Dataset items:
----
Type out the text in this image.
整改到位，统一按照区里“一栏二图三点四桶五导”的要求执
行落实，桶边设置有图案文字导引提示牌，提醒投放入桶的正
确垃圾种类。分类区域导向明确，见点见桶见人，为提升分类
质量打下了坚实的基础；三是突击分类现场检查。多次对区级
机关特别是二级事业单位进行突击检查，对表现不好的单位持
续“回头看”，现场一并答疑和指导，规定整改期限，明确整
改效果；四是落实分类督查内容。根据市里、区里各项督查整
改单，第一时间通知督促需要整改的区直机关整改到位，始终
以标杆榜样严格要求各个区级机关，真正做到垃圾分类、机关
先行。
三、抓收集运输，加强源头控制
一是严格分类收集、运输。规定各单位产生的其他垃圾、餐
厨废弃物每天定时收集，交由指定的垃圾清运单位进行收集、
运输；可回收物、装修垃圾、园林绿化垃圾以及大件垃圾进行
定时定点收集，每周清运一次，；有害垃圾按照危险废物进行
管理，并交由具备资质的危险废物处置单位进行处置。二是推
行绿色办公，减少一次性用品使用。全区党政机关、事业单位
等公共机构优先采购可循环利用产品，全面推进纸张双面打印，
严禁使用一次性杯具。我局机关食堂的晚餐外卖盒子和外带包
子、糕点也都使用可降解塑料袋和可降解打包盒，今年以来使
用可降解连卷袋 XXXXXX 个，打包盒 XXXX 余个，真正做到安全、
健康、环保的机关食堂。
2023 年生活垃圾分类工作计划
----
Output the data above exactly, please, line for line.

Type out the text in this image.
整改到位，统一按照区里“一栏二图三点四桶五导”的要求执
行落实，桶边设置有图案文字导引提示牌，提醒投放入桶的正
确垃圾种类。分类区域导向明确，见点见桶见人，为提升分类
质量打下了坚实的基础；三是突击分类现场检查。多次对区级
机关特别是二级事业单位进行突击检查，对表现不好的单位持
续“回头看”，现场一并答疑和指导，规定整改期限，明确整
改效果；四是落实分类督查内容。根据市里、区里各项督查整
改单，第一时间通知督促需要整改的区直机关整改到位，始终
以标杆榜样严格要求各个区级机关，真正做到垃圾分类、机关
先行。
三、抓收集运输，加强源头控制
一是严格分类收集、运输。规定各单位产生的其他垃圾、餐
厨废弃物每天定时收集，交由指定的垃圾清运单位进行收集、
运输；可回收物、装修垃圾、园林绿化垃圾以及大件垃圾进行
定时定点收集，每周清运一次，；有害垃圾按照危险废物进行
管理，并交由具备资质的危险废物处置单位进行处置。二是推
行绿色办公，减少一次性用品使用。全区党政机关、事业单位
等公共机构优先采购可循环利用产品，全面推进纸张双面打印，
严禁使用一次性杯具。我局机关食堂的晚餐外卖盒子和外带包
子、糕点也都使用可降解塑料袋和可降解打包盒，今年以来使
用可降解连卷袋 XXXXXX 个，打包盒 XXXX 余个，真正做到安全、
健康、环保的机关食堂。
2023 年生活垃圾分类工作计划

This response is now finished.